Retype only what runs from the line that contains "Transcribe the text in this document." through the last line of the listing below, both lines included.

------

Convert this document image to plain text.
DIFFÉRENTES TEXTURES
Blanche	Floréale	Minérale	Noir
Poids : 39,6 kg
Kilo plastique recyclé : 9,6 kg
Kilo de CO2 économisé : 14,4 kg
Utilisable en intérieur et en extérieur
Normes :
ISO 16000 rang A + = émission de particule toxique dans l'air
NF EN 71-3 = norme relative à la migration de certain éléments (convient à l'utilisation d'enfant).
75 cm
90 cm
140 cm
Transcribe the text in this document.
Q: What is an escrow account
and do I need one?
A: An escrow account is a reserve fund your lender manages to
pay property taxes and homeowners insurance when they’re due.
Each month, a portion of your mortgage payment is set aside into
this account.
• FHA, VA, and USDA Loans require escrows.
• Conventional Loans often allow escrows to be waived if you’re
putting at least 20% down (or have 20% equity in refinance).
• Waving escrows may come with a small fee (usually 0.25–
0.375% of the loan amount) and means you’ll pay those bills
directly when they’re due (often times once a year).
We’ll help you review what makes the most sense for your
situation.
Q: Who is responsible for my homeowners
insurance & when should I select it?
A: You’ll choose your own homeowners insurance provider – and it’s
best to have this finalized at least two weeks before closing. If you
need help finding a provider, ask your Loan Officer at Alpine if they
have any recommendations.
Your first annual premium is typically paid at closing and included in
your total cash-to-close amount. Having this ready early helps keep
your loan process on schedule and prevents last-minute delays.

------

▶ **EXPECTED OUTPUT**:
Transcribe the text in this document.
Q: What is an escrow account
and do I need one?
A: An escrow account is a reserve fund your lender manages to
pay property taxes and homeowners insurance when they’re due.
Each month, a portion of your mortgage payment is set aside into
this account.
• FHA, VA, and USDA Loans require escrows.
• Conventional Loans often allow escrows to be waived if you’re
putting at least 20% down (or have 20% equity in refinance).
• Waving escrows may come with a small fee (usually 0.25–
0.375% of the loan amount) and means you’ll pay those bills
directly when they’re due (often times once a year).
We’ll help you review what makes the most sense for your
situation.
Q: Who is responsible for my homeowners
insurance & when should I select it?
A: You’ll choose your own homeowners insurance provider – and it’s
best to have this finalized at least two weeks before closing. If you
need help finding a provider, ask your Loan Officer at Alpine if they
have any recommendations.
Your first annual premium is typically paid at closing and included in
your total cash-to-close amount. Having this ready early helps keep
your loan process on schedule and prevents last-minute delays.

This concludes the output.